* [Directions for this task]
Extract all of the entries and set them down verbatim.

[start]

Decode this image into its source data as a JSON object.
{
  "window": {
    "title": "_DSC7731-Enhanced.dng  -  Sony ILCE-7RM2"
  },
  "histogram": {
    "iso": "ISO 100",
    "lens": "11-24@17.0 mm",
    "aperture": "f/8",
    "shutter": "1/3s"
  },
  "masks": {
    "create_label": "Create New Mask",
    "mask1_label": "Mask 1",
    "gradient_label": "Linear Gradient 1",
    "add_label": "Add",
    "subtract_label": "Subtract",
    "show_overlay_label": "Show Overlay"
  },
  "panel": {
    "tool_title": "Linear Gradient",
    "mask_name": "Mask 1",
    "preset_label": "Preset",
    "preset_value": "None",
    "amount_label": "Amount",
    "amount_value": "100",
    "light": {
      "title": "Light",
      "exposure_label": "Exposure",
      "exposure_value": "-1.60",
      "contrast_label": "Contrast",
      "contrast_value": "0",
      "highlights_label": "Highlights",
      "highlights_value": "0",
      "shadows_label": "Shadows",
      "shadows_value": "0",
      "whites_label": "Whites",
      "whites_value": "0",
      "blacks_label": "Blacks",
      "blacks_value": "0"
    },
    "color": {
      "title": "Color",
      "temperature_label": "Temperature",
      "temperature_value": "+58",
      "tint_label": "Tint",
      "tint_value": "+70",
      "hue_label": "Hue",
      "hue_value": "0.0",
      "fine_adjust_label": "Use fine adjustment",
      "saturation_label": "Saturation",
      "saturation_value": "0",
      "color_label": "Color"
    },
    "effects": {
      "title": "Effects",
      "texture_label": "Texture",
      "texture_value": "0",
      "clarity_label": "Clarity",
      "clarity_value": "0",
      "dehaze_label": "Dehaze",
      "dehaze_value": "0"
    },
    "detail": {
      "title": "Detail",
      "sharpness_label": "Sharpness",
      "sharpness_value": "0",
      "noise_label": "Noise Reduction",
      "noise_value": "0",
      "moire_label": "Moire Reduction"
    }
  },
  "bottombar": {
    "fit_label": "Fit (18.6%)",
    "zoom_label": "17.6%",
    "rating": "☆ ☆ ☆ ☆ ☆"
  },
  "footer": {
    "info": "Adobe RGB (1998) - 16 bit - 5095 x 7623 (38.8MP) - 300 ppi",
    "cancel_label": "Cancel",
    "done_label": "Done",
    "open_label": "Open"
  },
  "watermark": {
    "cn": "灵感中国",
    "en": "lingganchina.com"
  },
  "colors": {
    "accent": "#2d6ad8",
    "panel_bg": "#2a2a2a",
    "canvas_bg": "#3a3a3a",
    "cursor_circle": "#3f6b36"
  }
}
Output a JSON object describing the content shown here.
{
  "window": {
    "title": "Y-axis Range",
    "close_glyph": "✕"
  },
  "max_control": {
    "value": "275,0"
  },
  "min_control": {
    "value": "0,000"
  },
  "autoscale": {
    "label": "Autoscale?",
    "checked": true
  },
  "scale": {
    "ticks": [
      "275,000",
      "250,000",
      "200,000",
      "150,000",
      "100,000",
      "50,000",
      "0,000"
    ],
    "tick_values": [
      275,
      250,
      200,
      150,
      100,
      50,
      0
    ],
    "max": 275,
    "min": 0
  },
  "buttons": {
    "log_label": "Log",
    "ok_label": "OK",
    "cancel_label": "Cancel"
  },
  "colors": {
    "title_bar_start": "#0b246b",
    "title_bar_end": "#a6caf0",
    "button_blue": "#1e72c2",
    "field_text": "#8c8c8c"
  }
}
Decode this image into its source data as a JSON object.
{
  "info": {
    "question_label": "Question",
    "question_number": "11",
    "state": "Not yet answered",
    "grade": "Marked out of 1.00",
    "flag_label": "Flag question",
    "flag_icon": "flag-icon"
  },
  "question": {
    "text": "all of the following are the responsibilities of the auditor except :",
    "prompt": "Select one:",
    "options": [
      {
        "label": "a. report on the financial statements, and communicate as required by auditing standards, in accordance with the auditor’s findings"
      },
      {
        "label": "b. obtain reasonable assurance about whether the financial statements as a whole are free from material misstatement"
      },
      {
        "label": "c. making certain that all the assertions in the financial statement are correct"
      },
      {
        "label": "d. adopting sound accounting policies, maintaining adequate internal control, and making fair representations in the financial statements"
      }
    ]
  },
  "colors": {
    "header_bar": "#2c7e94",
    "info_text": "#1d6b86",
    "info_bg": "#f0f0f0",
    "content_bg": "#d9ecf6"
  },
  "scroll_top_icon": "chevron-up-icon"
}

[end]

* [Result]
Decode this image into its source data as a JSON object.
{
  "window": {
    "title": "_DSC7731-Enhanced.dng  -  Sony ILCE-7RM2"
  },
  "histogram": {
    "iso": "ISO 100",
    "lens": "11-24@17.0 mm",
    "aperture": "f/8",
    "shutter": "1/3s"
  },
  "masks": {
    "create_label": "Create New Mask",
    "mask1_label": "Mask 1",
    "gradient_label": "Linear Gradient 1",
    "add_label": "Add",
    "subtract_label": "Subtract",
    "show_overlay_label": "Show Overlay"
  },
  "panel": {
    "tool_title": "Linear Gradient",
    "mask_name": "Mask 1",
    "preset_label": "Preset",
    "preset_value": "None",
    "amount_label": "Amount",
    "amount_value": "100",
    "light": {
      "title": "Light",
      "exposure_label": "Exposure",
      "exposure_value": "-1.60",
      "contrast_label": "Contrast",
      "contrast_value": "0",
      "highlights_label": "Highlights",
      "highlights_value": "0",
      "shadows_label": "Shadows",
      "shadows_value": "0",
      "whites_label": "Whites",
      "whites_value": "0",
      "blacks_label": "Blacks",
      "blacks_value": "0"
    },
    "color": {
      "title": "Color",
      "temperature_label": "Temperature",
      "temperature_value": "+58",
      "tint_label": "Tint",
      "tint_value": "+70",
      "hue_label": "Hue",
      "hue_value": "0.0",
      "fine_adjust_label": "Use fine adjustment",
      "saturation_label": "Saturation",
      "saturation_value": "0",
      "color_label": "Color"
    },
    "effects": {
      "title": "Effects",
      "texture_label": "Texture",
      "texture_value": "0",
      "clarity_label": "Clarity",
      "clarity_value": "0",
      "dehaze_label": "Dehaze",
      "dehaze_value": "0"
    },
    "detail": {
      "title": "Detail",
      "sharpness_label": "Sharpness",
      "sharpness_value": "0",
      "noise_label": "Noise Reduction",
      "noise_value": "0",
      "moire_label": "Moire Reduction"
    }
  },
  "bottombar": {
    "fit_label": "Fit (18.6%)",
    "zoom_label": "17.6%",
    "rating": "☆ ☆ ☆ ☆ ☆"
  },
  "footer": {
    "info": "Adobe RGB (1998) - 16 bit - 5095 x 7623 (38.8MP) - 300 ppi",
    "cancel_label": "Cancel",
    "done_label": "Done",
    "open_label": "Open"
  },
  "watermark": {
    "cn": "灵感中国",
    "en": "lingganchina.com"
  },
  "colors": {
    "accent": "#2d6ad8",
    "panel_bg": "#2a2a2a",
    "canvas_bg": "#3a3a3a",
    "cursor_circle": "#3f6b36"
  }
}
Output a JSON object describing the content shown here.
{
  "window": {
    "title": "Y-axis Range",
    "close_glyph": "✕"
  },
  "max_control": {
    "value": "275,0"
  },
  "min_control": {
    "value": "0,000"
  },
  "autoscale": {
    "label": "Autoscale?",
    "checked": true
  },
  "scale": {
    "ticks": [
      "275,000",
      "250,000",
      "200,000",
      "150,000",
      "100,000",
      "50,000",
      "0,000"
    ],
    "tick_values": [
      275,
      250,
      200,
      150,
      100,
      50,
      0
    ],
    "max": 275,
    "min": 0
  },
  "buttons": {
    "log_label": "Log",
    "ok_label": "OK",
    "cancel_label": "Cancel"
  },
  "colors": {
    "title_bar_start": "#0b246b",
    "title_bar_end": "#a6caf0",
    "button_blue": "#1e72c2",
    "field_text": "#8c8c8c"
  }
}
Decode this image into its source data as a JSON object.
{
  "info": {
    "question_label": "Question",
    "question_number": "11",
    "state": "Not yet answered",
    "grade": "Marked out of 1.00",
    "flag_label": "Flag question",
    "flag_icon": "flag-icon"
  },
  "question": {
    "text": "all of the following are the responsibilities of the auditor except :",
    "prompt": "Select one:",
    "options": [
      {
        "label": "a. report on the financial statements, and communicate as required by auditing standards, in accordance with the auditor’s findings"
      },
      {
        "label": "b. obtain reasonable assurance about whether the financial statements as a whole are free from material misstatement"
      },
      {
        "label": "c. making certain that all the assertions in the financial statement are correct"
      },
      {
        "label": "d. adopting sound accounting policies, maintaining adequate internal control, and making fair representations in the financial statements"
      }
    ]
  },
  "colors": {
    "header_bar": "#2c7e94",
    "info_text": "#1d6b86",
    "info_bg": "#f0f0f0",
    "content_bg": "#d9ecf6"
  },
  "scroll_top_icon": "chevron-up-icon"
}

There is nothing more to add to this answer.